● **SHORT EXERCISE**:
State how many lines of the records contain the string "title", and give no other information.

— Start MATERIAL SUPPLIED —

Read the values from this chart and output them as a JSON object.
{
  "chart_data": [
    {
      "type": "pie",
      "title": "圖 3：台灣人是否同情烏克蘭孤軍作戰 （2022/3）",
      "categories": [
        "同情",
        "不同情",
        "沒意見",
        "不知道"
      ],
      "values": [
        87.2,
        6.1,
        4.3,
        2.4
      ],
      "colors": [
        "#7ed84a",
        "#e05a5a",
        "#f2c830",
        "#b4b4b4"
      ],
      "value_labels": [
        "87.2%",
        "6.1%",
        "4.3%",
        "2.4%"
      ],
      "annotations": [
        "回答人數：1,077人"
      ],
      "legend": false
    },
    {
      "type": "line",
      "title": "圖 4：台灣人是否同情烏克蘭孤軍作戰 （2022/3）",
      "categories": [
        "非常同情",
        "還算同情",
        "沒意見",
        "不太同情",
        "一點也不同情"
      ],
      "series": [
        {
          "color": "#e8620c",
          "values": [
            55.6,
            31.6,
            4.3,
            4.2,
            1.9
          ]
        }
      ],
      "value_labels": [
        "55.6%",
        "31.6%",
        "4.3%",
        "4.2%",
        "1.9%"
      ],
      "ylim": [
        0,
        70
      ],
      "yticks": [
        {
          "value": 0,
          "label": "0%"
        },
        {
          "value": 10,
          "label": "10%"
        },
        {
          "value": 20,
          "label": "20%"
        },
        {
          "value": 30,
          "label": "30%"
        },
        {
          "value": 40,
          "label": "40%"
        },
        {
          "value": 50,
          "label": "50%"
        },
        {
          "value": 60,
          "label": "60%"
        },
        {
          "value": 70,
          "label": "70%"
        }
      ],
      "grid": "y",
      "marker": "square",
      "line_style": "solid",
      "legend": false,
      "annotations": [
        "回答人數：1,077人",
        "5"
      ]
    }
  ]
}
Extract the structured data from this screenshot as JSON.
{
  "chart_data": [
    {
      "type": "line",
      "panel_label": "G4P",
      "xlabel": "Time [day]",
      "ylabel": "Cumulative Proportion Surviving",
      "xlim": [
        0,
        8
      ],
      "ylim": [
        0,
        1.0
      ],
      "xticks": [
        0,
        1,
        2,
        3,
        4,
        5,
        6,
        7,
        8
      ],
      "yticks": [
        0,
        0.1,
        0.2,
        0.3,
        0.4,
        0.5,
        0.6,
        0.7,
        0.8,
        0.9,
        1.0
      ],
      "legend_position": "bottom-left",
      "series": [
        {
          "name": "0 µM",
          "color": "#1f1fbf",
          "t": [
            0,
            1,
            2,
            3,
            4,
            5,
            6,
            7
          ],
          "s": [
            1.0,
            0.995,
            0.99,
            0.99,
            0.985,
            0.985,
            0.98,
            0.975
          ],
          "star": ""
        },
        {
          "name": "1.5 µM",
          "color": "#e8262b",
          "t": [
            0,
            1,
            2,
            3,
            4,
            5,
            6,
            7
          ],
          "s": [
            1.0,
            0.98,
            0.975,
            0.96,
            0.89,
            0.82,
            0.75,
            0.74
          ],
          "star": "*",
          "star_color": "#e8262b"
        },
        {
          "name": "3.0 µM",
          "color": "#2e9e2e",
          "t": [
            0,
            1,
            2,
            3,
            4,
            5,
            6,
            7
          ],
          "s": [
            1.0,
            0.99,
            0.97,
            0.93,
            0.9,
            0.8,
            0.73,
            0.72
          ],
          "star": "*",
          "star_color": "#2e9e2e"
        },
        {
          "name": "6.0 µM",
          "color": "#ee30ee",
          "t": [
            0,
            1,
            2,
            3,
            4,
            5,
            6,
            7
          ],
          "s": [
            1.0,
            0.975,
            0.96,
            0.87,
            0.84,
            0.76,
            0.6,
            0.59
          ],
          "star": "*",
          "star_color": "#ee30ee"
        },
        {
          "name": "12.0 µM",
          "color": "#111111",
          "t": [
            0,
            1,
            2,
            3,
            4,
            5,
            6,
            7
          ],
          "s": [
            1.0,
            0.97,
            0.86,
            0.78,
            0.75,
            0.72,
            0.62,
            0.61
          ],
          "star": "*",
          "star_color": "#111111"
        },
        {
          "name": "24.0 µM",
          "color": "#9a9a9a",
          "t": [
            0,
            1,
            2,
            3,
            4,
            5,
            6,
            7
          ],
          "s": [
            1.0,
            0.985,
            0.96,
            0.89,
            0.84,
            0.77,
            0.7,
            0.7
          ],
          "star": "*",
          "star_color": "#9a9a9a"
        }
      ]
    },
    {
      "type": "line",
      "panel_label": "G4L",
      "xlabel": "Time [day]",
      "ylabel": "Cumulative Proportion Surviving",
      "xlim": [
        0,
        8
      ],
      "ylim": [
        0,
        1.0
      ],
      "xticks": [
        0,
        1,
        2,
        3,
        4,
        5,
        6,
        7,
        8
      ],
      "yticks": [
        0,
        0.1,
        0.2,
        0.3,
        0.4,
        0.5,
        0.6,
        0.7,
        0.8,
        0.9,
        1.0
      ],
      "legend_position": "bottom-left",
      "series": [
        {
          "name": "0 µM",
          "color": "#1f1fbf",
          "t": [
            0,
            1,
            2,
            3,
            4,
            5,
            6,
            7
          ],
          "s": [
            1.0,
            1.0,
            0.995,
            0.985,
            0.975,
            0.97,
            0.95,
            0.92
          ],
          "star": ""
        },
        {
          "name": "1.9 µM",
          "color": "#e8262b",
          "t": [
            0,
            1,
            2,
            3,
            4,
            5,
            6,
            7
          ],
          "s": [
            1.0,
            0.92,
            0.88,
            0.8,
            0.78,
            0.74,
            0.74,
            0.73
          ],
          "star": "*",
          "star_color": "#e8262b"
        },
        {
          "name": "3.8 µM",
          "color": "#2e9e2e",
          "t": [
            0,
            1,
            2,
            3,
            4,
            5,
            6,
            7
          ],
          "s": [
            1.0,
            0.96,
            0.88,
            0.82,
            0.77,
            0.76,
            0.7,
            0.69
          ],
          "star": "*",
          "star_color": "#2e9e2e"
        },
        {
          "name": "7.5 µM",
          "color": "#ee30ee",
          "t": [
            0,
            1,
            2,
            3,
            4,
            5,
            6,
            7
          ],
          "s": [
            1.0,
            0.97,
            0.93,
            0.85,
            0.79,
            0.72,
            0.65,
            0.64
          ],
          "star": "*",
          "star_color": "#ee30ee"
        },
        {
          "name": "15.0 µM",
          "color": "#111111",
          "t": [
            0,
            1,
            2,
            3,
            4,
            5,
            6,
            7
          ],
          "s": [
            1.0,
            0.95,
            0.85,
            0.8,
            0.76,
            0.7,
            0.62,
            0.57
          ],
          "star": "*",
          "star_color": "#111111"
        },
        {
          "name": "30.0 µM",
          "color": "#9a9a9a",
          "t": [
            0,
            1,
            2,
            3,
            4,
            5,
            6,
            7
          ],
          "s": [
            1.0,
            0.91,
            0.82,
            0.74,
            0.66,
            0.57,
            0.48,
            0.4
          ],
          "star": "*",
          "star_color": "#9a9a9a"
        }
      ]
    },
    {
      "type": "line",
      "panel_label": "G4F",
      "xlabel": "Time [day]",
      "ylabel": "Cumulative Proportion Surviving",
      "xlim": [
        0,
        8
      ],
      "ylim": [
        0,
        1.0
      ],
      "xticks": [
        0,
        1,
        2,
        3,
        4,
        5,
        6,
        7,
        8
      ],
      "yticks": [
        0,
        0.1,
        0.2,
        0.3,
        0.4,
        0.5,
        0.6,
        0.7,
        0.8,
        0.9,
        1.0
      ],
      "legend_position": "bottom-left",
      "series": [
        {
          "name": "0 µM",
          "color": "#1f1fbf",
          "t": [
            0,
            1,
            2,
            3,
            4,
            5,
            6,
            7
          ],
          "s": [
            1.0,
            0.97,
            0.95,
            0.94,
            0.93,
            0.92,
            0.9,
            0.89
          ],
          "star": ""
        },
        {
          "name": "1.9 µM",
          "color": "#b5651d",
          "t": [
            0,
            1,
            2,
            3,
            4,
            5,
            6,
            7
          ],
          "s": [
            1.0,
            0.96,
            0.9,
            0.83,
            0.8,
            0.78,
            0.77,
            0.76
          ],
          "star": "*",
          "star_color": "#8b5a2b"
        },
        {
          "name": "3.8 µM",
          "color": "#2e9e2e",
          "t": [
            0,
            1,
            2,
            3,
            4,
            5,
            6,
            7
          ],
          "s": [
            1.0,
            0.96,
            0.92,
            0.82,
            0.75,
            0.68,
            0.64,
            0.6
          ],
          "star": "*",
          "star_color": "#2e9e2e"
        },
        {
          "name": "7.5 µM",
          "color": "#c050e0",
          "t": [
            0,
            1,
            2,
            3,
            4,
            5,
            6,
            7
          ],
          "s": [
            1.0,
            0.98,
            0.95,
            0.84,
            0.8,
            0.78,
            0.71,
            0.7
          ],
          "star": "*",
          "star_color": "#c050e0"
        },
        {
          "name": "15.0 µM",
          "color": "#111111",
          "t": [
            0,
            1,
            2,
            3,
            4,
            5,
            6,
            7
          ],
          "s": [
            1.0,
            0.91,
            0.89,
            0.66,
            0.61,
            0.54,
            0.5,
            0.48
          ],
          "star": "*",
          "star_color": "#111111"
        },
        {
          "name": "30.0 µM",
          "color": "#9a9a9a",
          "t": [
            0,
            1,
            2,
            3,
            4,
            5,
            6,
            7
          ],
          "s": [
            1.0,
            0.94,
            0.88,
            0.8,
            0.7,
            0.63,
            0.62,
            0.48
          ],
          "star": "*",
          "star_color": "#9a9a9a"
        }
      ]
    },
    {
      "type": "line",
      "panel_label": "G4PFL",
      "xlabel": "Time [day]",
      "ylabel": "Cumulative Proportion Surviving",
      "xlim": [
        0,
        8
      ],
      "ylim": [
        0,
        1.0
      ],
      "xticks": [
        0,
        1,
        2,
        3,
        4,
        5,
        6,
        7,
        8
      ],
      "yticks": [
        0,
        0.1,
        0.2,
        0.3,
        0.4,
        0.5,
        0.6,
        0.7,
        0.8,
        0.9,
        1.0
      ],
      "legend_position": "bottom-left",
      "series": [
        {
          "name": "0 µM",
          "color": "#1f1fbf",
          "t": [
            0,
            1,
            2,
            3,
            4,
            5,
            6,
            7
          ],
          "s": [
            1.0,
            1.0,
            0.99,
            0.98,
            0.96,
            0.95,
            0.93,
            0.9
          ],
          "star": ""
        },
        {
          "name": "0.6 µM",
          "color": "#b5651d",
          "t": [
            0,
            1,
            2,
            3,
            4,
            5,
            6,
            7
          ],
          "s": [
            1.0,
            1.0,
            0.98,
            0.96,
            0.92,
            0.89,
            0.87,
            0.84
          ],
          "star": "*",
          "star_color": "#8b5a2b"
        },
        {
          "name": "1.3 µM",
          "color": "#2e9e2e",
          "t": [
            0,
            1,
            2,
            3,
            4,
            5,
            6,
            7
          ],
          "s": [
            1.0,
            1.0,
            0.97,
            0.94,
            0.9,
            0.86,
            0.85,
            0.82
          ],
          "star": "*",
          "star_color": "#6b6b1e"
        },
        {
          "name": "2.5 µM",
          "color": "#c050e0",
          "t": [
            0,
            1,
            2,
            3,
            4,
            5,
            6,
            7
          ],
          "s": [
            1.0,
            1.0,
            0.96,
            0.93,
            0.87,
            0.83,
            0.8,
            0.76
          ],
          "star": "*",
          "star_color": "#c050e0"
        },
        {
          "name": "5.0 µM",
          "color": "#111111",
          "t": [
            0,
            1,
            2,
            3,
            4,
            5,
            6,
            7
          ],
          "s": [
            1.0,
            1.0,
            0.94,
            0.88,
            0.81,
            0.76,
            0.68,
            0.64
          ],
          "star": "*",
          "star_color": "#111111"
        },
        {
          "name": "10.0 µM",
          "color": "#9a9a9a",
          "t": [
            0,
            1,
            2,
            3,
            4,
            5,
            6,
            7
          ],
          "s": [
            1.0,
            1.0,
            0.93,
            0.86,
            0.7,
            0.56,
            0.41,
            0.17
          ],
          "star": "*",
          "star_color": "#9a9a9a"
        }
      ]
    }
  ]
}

— End MATERIAL SUPPLIED —

● **SOLUTION TO THE PROBLEM**:
2